YOUR OBJECTIVE:
How many of the lines below hold the word "comes"? Answer only with the number.

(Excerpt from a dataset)

^^^^^^^^

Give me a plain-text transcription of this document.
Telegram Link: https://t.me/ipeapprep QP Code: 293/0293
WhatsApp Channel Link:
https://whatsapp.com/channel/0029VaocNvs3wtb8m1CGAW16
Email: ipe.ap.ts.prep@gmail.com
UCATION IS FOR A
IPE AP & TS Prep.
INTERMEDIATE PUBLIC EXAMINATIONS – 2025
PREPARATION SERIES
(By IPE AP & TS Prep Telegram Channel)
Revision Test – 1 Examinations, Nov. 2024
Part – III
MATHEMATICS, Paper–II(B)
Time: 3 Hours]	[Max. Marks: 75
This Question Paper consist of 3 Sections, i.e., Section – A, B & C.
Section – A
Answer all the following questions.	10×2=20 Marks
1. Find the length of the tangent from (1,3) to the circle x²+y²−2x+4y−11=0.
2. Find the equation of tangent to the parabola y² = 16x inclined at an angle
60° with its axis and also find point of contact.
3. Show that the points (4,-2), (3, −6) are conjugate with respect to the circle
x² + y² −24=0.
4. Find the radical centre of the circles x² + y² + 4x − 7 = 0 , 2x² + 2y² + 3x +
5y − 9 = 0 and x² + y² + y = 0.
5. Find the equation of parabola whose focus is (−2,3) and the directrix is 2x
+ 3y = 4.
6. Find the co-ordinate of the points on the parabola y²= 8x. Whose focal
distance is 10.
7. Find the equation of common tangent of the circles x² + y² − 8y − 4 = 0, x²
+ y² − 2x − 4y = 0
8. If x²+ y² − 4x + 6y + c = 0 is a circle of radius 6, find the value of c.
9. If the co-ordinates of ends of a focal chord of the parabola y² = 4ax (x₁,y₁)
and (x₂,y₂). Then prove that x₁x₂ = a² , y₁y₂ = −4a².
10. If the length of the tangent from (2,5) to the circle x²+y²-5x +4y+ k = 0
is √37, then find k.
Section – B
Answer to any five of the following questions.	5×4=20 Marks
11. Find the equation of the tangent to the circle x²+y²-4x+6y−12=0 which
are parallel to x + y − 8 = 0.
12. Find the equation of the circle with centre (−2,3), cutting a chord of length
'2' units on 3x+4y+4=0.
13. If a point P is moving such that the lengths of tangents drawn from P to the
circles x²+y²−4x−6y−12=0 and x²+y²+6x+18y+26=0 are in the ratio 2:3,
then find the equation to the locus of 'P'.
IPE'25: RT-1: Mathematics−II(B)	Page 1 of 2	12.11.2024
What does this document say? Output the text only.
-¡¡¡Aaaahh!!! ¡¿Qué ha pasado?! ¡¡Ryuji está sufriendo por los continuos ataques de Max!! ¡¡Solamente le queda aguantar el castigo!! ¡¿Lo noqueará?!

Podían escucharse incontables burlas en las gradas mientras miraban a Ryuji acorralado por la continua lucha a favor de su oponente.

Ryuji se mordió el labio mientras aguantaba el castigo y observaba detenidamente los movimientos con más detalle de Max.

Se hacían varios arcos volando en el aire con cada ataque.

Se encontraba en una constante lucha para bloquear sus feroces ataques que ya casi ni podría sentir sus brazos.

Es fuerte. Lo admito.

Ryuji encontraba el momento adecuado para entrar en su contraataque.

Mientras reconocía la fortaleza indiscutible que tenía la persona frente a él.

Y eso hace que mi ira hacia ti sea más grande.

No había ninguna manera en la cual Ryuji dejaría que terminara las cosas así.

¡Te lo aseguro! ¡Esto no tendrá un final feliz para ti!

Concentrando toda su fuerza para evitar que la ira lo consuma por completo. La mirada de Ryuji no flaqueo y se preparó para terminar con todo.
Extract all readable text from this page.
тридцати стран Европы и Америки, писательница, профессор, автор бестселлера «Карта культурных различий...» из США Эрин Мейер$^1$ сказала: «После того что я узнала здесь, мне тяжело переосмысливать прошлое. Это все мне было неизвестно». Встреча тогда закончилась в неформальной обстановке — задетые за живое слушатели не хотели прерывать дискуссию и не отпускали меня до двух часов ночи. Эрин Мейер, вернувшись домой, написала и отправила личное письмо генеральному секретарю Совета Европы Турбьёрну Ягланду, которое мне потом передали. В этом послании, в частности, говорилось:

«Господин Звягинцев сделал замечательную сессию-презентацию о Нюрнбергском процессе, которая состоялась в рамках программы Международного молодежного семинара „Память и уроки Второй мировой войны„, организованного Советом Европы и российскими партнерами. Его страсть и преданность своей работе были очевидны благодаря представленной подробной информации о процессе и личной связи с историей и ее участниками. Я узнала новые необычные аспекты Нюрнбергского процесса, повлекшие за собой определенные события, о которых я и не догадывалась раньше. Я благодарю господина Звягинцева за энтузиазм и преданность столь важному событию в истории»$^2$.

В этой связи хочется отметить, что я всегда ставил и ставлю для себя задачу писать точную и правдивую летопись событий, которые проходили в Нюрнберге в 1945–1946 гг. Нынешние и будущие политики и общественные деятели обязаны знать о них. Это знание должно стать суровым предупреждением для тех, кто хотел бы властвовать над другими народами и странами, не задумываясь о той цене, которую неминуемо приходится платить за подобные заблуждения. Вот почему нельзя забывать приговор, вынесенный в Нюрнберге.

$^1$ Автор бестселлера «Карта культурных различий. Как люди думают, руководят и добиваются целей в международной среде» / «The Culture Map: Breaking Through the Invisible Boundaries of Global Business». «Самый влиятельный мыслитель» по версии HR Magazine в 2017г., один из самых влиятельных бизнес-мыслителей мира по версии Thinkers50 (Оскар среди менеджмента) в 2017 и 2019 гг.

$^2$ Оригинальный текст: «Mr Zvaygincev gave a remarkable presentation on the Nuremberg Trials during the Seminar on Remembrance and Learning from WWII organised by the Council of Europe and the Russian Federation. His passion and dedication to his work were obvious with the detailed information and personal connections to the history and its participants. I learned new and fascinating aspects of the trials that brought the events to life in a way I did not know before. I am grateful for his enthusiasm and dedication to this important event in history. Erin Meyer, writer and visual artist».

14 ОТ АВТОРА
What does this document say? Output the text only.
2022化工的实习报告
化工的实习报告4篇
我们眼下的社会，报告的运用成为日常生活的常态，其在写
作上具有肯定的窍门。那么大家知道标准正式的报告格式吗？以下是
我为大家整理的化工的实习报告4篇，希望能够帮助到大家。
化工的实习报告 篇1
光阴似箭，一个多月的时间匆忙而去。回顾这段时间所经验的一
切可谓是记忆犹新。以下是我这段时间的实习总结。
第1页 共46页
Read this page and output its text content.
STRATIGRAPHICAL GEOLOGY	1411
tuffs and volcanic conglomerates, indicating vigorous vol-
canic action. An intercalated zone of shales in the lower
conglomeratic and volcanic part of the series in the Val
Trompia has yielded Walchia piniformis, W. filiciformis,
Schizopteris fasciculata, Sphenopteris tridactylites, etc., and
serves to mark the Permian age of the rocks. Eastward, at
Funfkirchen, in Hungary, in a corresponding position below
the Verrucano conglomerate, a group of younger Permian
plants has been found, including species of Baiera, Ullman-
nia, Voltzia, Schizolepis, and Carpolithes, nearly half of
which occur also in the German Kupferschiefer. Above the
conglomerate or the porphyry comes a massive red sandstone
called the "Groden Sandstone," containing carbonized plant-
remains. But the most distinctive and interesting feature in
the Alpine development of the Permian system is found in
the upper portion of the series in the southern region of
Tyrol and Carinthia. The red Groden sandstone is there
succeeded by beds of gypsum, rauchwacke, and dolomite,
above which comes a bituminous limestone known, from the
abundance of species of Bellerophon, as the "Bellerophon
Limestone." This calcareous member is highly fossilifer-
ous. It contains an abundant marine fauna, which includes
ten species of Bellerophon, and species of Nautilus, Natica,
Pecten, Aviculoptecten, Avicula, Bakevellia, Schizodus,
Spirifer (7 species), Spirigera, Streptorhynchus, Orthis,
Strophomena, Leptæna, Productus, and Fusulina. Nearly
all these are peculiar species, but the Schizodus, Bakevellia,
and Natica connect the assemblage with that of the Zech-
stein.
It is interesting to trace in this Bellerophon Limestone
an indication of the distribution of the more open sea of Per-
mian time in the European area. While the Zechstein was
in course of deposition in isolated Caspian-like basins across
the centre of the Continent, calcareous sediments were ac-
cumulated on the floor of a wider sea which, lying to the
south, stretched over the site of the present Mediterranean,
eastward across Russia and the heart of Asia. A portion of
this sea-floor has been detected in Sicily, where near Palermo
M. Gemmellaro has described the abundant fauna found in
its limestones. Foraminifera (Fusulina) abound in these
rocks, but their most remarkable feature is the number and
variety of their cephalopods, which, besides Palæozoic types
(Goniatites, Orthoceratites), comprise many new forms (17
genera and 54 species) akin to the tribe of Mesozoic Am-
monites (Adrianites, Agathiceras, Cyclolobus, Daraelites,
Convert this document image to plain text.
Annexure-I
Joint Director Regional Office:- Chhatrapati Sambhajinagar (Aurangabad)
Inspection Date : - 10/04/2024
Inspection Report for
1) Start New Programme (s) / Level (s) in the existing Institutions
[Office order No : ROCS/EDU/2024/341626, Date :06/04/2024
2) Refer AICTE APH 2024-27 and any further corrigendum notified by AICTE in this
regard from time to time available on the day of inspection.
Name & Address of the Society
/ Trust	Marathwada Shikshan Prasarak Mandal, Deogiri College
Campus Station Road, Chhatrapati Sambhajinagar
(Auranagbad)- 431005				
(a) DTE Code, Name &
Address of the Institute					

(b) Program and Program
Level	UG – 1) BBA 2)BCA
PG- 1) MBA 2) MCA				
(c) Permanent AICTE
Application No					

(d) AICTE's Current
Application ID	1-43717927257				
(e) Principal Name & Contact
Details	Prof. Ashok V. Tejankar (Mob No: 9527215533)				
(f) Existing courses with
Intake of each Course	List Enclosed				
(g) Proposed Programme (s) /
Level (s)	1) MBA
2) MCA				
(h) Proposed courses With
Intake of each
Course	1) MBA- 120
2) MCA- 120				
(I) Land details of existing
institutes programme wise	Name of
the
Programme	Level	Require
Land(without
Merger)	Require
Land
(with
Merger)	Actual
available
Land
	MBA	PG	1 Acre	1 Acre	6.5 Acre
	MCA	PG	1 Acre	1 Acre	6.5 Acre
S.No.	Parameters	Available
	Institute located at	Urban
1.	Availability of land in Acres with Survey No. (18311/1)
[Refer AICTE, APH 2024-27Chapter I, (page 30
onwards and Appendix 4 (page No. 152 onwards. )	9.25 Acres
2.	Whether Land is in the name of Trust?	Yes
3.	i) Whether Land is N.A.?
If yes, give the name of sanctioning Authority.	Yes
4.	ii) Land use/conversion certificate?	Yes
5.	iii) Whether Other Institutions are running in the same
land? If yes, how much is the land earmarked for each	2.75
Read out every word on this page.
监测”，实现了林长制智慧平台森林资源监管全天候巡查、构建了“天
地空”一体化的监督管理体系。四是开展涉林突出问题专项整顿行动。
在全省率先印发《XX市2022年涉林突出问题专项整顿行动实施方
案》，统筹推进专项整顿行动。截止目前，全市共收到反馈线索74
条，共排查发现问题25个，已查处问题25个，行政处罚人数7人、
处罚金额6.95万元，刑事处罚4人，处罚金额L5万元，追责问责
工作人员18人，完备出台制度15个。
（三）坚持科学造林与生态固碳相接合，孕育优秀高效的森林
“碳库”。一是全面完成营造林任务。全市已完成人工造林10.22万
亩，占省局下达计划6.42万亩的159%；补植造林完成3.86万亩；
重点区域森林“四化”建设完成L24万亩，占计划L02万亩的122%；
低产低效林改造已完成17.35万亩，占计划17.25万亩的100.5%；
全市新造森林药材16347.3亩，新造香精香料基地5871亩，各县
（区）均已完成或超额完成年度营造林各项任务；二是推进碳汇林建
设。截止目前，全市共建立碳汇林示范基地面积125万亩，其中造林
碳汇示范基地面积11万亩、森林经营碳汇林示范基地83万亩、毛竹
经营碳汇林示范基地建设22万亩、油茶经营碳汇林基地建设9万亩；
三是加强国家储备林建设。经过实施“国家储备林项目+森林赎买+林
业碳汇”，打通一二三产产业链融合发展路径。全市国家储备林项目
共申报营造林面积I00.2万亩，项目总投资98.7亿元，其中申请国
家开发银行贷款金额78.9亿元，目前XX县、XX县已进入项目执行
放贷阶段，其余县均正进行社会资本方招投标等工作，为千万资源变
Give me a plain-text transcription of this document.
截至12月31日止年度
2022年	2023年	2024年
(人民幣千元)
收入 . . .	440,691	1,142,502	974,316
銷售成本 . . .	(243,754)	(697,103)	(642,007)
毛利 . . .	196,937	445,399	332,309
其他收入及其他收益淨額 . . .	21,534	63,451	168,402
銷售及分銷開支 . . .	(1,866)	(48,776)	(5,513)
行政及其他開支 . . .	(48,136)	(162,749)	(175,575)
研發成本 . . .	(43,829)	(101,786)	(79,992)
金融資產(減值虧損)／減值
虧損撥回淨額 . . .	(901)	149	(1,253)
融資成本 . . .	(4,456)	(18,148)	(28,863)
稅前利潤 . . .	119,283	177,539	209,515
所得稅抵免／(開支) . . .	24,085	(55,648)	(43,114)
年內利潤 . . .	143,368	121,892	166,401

^^^^^^^^

THE OUTPUT:
2